Provided material.

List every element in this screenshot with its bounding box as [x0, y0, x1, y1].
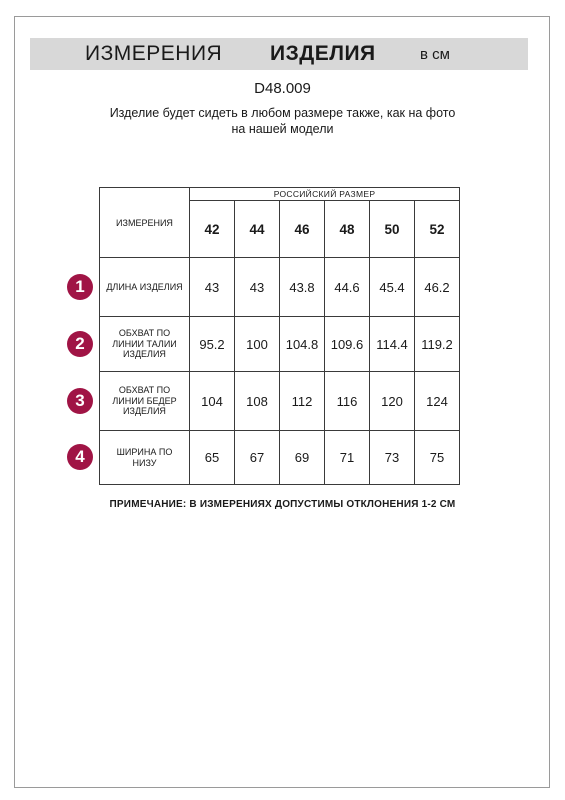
value-cell: 75 — [415, 431, 460, 485]
measurements-header: ИЗМЕРЕНИЯ — [100, 188, 190, 258]
row-label-hem-width — [100, 431, 190, 485]
value-cell: 67 — [235, 431, 280, 485]
row-label-length — [100, 258, 190, 317]
value-cell: 44.6 — [325, 258, 370, 317]
size-system-header: РОССИЙСКИЙ РАЗМЕР — [190, 188, 460, 201]
table-row — [100, 258, 460, 317]
value-cell: 46.2 — [415, 258, 460, 317]
size-header: 46 — [280, 201, 325, 258]
value-cell: 108 — [235, 372, 280, 431]
row-label-line: ДЛИНА ИЗДЕЛИЯ — [106, 281, 183, 292]
value-cell: 95.2 — [190, 317, 235, 372]
title-bar — [30, 38, 528, 70]
size-header: 50 — [370, 201, 415, 258]
value-cell: 120 — [370, 372, 415, 431]
value-cell: 119.2 — [415, 317, 460, 372]
fit-note — [90, 105, 475, 137]
size-header: 48 — [325, 201, 370, 258]
table-row — [100, 317, 460, 372]
value-cell: 114.4 — [370, 317, 415, 372]
value-cell: 109.6 — [325, 317, 370, 372]
value-cell: 65 — [190, 431, 235, 485]
table-row — [100, 431, 460, 485]
fit-note-line-1: Изделие будет сидеть в любом размере также, как на фото — [109, 106, 456, 120]
value-cell: 104 — [190, 372, 235, 431]
row-label-line: ОБХВАТ ПО — [118, 385, 171, 396]
value-cell: 124 — [415, 372, 460, 431]
row-number-badge: 1 — [67, 274, 93, 300]
value-cell: 71 — [325, 431, 370, 485]
row-label-line: ШИРИНА ПО — [116, 447, 173, 457]
title-product: ИЗДЕЛИЯ — [270, 42, 376, 65]
value-cell: 45.4 — [370, 258, 415, 317]
row-label-line: ОБХВАТ ПО — [118, 328, 171, 339]
value-cell: 116 — [325, 372, 370, 431]
size-header: 52 — [415, 201, 460, 258]
row-number-badge: 2 — [67, 331, 93, 357]
size-header: 44 — [235, 201, 280, 258]
row-number-badge: 4 — [67, 444, 93, 470]
size-header: 42 — [190, 201, 235, 258]
table-row — [100, 372, 460, 431]
tolerance-note: ПРИМЕЧАНИЕ: В ИЗМЕРЕНИЯХ ДОПУСТИМЫ ОТКЛОНЕНИЯ 1-2 СМ — [109, 499, 456, 510]
value-cell: 112 — [280, 372, 325, 431]
value-cell: 104.8 — [280, 317, 325, 372]
value-cell: 43 — [190, 258, 235, 317]
row-label-line: ИЗДЕЛИЯ — [123, 349, 166, 360]
value-cell: 100 — [235, 317, 280, 372]
value-cell: 73 — [370, 431, 415, 485]
product-code: D48.009 — [254, 80, 311, 97]
value-cell: 69 — [280, 431, 325, 485]
size-table — [99, 187, 460, 485]
title-measurements: ИЗМЕРЕНИЯ — [85, 42, 223, 65]
row-label-waist — [100, 317, 190, 372]
value-cell: 43.8 — [280, 258, 325, 317]
row-number-badge: 3 — [67, 388, 93, 414]
title-unit: в см — [420, 46, 450, 63]
row-label-line: ИЗДЕЛИЯ — [123, 406, 166, 417]
row-label-line: ЛИНИИ ТАЛИИ — [112, 338, 177, 349]
row-label-line: ЛИНИИ БЕДЕР — [112, 395, 177, 406]
value-cell: 43 — [235, 258, 280, 317]
fit-note-line-2: на нашей модели — [231, 122, 334, 136]
row-label-line: НИЗУ — [132, 457, 157, 468]
row-label-hips — [100, 372, 190, 431]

Given exercise. Copy out every line of the items above word for word, leaving out the pictures.

Expected answer.
List every element in this screenshot with its bounding box as [x0, y0, x1, y1].
value-cell: 75 — [415, 431, 460, 485]
measurements-header: ИЗМЕРЕНИЯ — [100, 188, 190, 258]
row-label-hem-width — [100, 431, 190, 485]
value-cell: 67 — [235, 431, 280, 485]
row-label-length — [100, 258, 190, 317]
value-cell: 44.6 — [325, 258, 370, 317]
size-system-header: РОССИЙСКИЙ РАЗМЕР — [190, 188, 460, 201]
table-row — [100, 258, 460, 317]
value-cell: 46.2 — [415, 258, 460, 317]
size-header: 46 — [280, 201, 325, 258]
value-cell: 108 — [235, 372, 280, 431]
row-label-line: ДЛИНА ИЗДЕЛИЯ — [106, 281, 183, 292]
value-cell: 95.2 — [190, 317, 235, 372]
title-bar — [30, 38, 528, 70]
size-header: 50 — [370, 201, 415, 258]
value-cell: 120 — [370, 372, 415, 431]
value-cell: 119.2 — [415, 317, 460, 372]
fit-note — [90, 105, 475, 137]
size-header: 48 — [325, 201, 370, 258]
table-row — [100, 317, 460, 372]
value-cell: 114.4 — [370, 317, 415, 372]
value-cell: 109.6 — [325, 317, 370, 372]
value-cell: 65 — [190, 431, 235, 485]
table-row — [100, 431, 460, 485]
fit-note-line-1: Изделие будет сидеть в любом размере также, как на фото — [109, 106, 456, 120]
value-cell: 104 — [190, 372, 235, 431]
row-label-line: ОБХВАТ ПО — [118, 385, 171, 396]
value-cell: 124 — [415, 372, 460, 431]
row-number-badge: 1 — [67, 274, 93, 300]
value-cell: 71 — [325, 431, 370, 485]
row-label-line: ШИРИНА ПО — [116, 447, 173, 457]
title-product: ИЗДЕЛИЯ — [270, 42, 376, 65]
value-cell: 45.4 — [370, 258, 415, 317]
row-label-line: ОБХВАТ ПО — [118, 328, 171, 339]
value-cell: 116 — [325, 372, 370, 431]
size-header: 52 — [415, 201, 460, 258]
row-number-badge: 2 — [67, 331, 93, 357]
size-header: 44 — [235, 201, 280, 258]
row-number-badge: 4 — [67, 444, 93, 470]
size-header: 42 — [190, 201, 235, 258]
table-row — [100, 372, 460, 431]
tolerance-note: ПРИМЕЧАНИЕ: В ИЗМЕРЕНИЯХ ДОПУСТИМЫ ОТКЛОНЕНИЯ 1-2 СМ — [109, 499, 456, 510]
value-cell: 112 — [280, 372, 325, 431]
value-cell: 104.8 — [280, 317, 325, 372]
value-cell: 43 — [190, 258, 235, 317]
row-label-line: ИЗДЕЛИЯ — [123, 349, 166, 360]
value-cell: 100 — [235, 317, 280, 372]
value-cell: 73 — [370, 431, 415, 485]
product-code: D48.009 — [254, 80, 311, 97]
value-cell: 69 — [280, 431, 325, 485]
size-table — [99, 187, 460, 485]
title-measurements: ИЗМЕРЕНИЯ — [85, 42, 223, 65]
row-label-waist — [100, 317, 190, 372]
value-cell: 43.8 — [280, 258, 325, 317]
row-number-badge: 3 — [67, 388, 93, 414]
title-unit: в см — [420, 46, 450, 63]
row-label-line: ИЗДЕЛИЯ — [123, 406, 166, 417]
row-label-line: ЛИНИИ ТАЛИИ — [112, 338, 177, 349]
row-label-line: ЛИНИИ БЕДЕР — [112, 395, 177, 406]
value-cell: 43 — [235, 258, 280, 317]
fit-note-line-2: на нашей модели — [231, 122, 334, 136]
row-label-line: НИЗУ — [132, 457, 157, 468]
row-label-hips — [100, 372, 190, 431]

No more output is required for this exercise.